課題 1 ▸
炉心の燃焼についての文章から、「図5は、複数回の運転サイクル」を含む語句で始まり「を発生していない部分である。」で終わる部分を、一字も変えずに抜き出すこと。

読解用抜粋 ▸
図5は、炉心を軸方向に沿って切断したときの概略断面図である。
図5は、複数回の運転サイクルを行なった後の第nサイクルの初期(BOC)の炉心と、第nサイクルの末期(EOC)の炉心とを示している。また、同一のサイクル長さおよび同一の燃料取替え方法で複数サイクル運転を行なった炉心を示している。径方向の位置rが零の軸が炉心軸である。
【0041】
本実施の形態における原子炉の炉心10は、運転サイクルの初期から末期にかけて燃焼部12が、新燃料部11に向けて移動する。すなわち、本実施の形態における炉心は、CANDLE燃焼を行なう。燃焼部12の移動する速度は、凡そ出力密度に比例し、燃料原子数密度に反比例する。
【0042】
本実施の形態における炉心の出力密度は、炉心の中央において高くなる。炉心の外周においては、中性子の漏れが多くなるために、径方向の外側に向かうほど出力密度が小さくなる。このため、燃焼部の軸方向の位置は、径方向の外側に向かうほど遅れた位置に配置される。
【0043】
本実施の形態における炉心10は、新燃料部11、燃焼部12および燃焼が進んだ部分13を含む。新燃料部11は、新燃料が配置されている部分である。燃焼部12は、自発的に中性子が発生し、燃料の燃焼が生じる部分である。燃焼部12では、核分裂が発生することにより実質に出力が生じている。燃焼が進んだ部分13は、燃焼が進んで、ほとんど出力を発生していない部分である。
【0044】
第nサイクルの初期の炉心において、新燃料部11は、炉心10の下部に配置されている。燃焼部12は、新燃料部11の上側に配置されている。燃焼部12には、前サイクルで既に燃焼が始まっていた燃料が配置されている。
【0045】
本実施の形態においては、運転サイクルの初期に配置された燃焼部12は、燃焼を開始する部分になる。燃焼部12から燃料の燃焼が開始され、矢印101に示すように、新燃料部11に向かう方向に燃焼が進行する。第nサイクルの燃焼が進行して運転サイクルの末期になった場合には、燃焼部12が炉心10の下端まで進行する。本実施の形態においては、新燃料部11がほとんどなくなるまで燃焼を継続している。運転サイクルの末期では、新燃料部11が残っていても構わない。

課題 2 ▸
データの行のうち、最初の行から「link-icon [1060, 513, 1082, 537]」を含む行まで(両端の行を含む)の範囲で「Veelo」を「Nimbus」に置き換え、ほかは変えずにそれらの行だけを書き直すこと。

データ内容 ▸

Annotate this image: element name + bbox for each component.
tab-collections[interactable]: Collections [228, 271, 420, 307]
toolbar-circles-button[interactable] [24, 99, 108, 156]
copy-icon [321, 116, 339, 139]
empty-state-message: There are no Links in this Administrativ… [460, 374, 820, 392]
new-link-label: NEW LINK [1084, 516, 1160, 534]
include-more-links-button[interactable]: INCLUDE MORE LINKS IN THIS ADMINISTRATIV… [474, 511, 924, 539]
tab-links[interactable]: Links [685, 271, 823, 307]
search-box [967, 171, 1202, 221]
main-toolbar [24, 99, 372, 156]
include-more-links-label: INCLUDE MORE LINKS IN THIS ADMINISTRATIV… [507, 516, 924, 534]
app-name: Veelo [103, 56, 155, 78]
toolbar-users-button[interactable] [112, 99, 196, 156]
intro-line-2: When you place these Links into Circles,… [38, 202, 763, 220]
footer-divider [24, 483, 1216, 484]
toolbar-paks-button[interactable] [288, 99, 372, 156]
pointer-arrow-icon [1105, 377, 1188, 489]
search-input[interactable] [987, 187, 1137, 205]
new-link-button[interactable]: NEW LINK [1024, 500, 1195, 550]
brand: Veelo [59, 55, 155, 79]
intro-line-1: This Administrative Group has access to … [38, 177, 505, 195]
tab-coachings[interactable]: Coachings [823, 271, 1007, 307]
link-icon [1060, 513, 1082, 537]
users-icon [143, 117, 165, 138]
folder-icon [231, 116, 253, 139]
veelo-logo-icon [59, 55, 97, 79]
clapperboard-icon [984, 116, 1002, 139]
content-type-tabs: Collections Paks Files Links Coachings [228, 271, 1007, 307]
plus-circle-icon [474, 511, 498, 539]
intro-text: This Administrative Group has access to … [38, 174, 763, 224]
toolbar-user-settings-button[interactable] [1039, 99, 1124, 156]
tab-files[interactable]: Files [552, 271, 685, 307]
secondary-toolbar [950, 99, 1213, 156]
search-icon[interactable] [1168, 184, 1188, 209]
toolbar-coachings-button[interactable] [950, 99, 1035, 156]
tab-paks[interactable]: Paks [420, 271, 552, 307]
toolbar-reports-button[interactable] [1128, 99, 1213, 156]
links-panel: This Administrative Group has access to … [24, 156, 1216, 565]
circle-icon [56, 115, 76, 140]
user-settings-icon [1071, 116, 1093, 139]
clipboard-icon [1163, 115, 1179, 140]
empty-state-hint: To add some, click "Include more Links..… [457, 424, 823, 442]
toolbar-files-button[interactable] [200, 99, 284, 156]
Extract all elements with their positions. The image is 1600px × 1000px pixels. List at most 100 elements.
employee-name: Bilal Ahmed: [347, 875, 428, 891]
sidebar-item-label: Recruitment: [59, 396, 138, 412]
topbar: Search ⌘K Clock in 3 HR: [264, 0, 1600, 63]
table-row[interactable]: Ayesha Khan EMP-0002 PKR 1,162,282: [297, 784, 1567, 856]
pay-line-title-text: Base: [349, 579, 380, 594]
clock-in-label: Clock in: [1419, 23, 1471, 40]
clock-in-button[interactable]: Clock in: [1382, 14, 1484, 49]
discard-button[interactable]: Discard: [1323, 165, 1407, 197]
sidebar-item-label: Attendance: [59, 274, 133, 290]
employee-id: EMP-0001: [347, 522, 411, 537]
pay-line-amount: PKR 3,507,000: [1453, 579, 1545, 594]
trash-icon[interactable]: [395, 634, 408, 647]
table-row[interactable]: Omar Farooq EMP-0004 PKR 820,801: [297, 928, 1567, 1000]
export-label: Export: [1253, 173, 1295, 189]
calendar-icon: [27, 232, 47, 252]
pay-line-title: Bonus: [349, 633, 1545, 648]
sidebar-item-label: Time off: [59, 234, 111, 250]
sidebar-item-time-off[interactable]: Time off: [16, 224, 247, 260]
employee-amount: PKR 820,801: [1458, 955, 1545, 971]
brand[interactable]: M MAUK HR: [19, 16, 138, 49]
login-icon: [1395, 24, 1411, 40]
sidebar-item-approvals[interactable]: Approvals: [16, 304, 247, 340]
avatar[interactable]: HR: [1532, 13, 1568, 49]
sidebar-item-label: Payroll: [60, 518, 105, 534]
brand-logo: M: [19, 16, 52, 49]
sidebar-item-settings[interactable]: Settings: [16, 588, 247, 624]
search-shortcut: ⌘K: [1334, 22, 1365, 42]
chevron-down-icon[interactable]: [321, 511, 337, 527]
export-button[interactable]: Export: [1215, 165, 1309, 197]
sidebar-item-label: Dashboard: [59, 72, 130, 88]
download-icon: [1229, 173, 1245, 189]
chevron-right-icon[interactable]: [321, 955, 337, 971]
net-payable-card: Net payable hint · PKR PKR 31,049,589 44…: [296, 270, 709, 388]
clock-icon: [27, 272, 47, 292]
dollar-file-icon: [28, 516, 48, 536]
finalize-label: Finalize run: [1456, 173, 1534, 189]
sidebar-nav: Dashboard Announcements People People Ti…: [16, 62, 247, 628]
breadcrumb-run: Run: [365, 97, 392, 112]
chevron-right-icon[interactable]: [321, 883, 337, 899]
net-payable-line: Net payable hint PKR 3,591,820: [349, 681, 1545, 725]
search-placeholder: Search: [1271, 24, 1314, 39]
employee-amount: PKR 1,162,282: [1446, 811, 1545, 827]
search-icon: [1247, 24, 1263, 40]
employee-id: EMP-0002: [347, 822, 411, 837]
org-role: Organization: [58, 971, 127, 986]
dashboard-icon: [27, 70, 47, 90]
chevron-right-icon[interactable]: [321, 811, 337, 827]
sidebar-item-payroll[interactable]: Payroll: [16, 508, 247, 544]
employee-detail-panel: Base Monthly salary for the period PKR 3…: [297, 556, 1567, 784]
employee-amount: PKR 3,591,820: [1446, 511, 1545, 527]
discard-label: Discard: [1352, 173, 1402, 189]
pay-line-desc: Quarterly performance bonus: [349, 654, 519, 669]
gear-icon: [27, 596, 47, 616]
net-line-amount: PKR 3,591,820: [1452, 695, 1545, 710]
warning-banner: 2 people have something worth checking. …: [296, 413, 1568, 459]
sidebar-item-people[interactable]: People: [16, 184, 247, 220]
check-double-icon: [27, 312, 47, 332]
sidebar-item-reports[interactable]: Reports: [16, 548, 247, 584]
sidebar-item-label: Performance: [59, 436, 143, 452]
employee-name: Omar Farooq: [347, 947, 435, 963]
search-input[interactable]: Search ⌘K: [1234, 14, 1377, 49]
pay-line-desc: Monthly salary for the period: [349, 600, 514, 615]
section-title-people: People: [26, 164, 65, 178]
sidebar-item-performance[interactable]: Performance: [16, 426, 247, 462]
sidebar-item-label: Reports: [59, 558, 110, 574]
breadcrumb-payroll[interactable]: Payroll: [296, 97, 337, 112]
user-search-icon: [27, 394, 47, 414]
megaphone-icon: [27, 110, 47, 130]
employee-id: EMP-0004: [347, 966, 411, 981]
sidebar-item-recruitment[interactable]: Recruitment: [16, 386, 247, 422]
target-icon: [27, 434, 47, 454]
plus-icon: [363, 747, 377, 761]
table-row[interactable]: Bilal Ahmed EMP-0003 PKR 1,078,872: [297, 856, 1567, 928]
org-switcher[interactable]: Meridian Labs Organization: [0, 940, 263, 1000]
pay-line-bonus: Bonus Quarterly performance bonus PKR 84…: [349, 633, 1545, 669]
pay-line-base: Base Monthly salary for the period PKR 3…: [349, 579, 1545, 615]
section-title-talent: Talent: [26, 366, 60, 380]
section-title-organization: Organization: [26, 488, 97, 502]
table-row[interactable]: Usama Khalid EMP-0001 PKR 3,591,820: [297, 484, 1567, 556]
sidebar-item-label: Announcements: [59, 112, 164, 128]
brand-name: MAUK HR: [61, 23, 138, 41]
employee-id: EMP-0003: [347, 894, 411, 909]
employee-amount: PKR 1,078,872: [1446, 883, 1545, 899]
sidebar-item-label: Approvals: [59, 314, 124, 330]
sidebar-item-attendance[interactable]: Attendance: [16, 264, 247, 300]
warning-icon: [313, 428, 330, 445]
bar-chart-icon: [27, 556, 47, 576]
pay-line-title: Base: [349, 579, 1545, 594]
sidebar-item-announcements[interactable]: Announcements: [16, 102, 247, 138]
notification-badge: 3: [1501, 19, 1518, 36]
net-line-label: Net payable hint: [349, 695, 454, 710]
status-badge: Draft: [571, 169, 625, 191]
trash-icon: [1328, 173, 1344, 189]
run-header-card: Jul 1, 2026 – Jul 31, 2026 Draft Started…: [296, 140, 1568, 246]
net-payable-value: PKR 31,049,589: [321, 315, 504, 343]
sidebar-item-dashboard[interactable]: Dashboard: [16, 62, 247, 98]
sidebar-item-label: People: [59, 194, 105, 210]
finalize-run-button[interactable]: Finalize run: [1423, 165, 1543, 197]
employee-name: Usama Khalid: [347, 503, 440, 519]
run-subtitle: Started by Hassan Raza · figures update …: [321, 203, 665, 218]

正答 1 ▸
図5は、複数回の運転サイクルを行なった後の第nサイクルの初期(BOC)の炉心と、第nサイクルの末期(EOC)の炉心とを示している。また、同一のサイクル長さおよび同一の燃料取替え方法で複数サイクル運転を行なった炉心を示している。径方向の位置rが零の軸が炉心軸である。
【0041】
本実施の形態における原子炉の炉心10は、運転サイクルの初期から末期にかけて燃焼部12が、新燃料部11に向けて移動する。すなわち、本実施の形態における炉心は、CANDLE燃焼を行なう。燃焼部12の移動する速度は、凡そ出力密度に比例し、燃料原子数密度に反比例する。
【0042】
本実施の形態における炉心の出力密度は、炉心の中央において高くなる。炉心の外周においては、中性子の漏れが多くなるために、径方向の外側に向かうほど出力密度が小さくなる。このため、燃焼部の軸方向の位置は、径方向の外側に向かうほど遅れた位置に配置される。
【0043】
本実施の形態における炉心10は、新燃料部11、燃焼部12および燃焼が進んだ部分13を含む。新燃料部11は、新燃料が配置されている部分である。燃焼部12は、自発的に中性子が発生し、燃料の燃焼が生じる部分である。燃焼部12では、核分裂が発生することにより実質に出力が生じている。燃焼が進んだ部分13は、燃焼が進んで、ほとんど出力を発生していない部分である。

正答 2 ▸
Annotate this image: element name + bbox for each component.
tab-collections[interactable]: Collections [228, 271, 420, 307]
toolbar-circles-button[interactable] [24, 99, 108, 156]
copy-icon [321, 116, 339, 139]
empty-state-message: There are no Links in this Administrativ… [460, 374, 820, 392]
new-link-label: NEW LINK [1084, 516, 1160, 534]
include-more-links-button[interactable]: INCLUDE MORE LINKS IN THIS ADMINISTRATIV… [474, 511, 924, 539]
tab-links[interactable]: Links [685, 271, 823, 307]
search-box [967, 171, 1202, 221]
main-toolbar [24, 99, 372, 156]
include-more-links-label: INCLUDE MORE LINKS IN THIS ADMINISTRATIV… [507, 516, 924, 534]
app-name: Nimbus [103, 56, 155, 78]
toolbar-users-button[interactable] [112, 99, 196, 156]
intro-line-2: When you place these Links into Circles,… [38, 202, 763, 220]
footer-divider [24, 483, 1216, 484]
toolbar-paks-button[interactable] [288, 99, 372, 156]
pointer-arrow-icon [1105, 377, 1188, 489]
search-input[interactable] [987, 187, 1137, 205]
new-link-button[interactable]: NEW LINK [1024, 500, 1195, 550]
brand: Nimbus [59, 55, 155, 79]
intro-line-1: This Administrative Group has access to … [38, 177, 505, 195]
tab-coachings[interactable]: Coachings [823, 271, 1007, 307]
link-icon [1060, 513, 1082, 537]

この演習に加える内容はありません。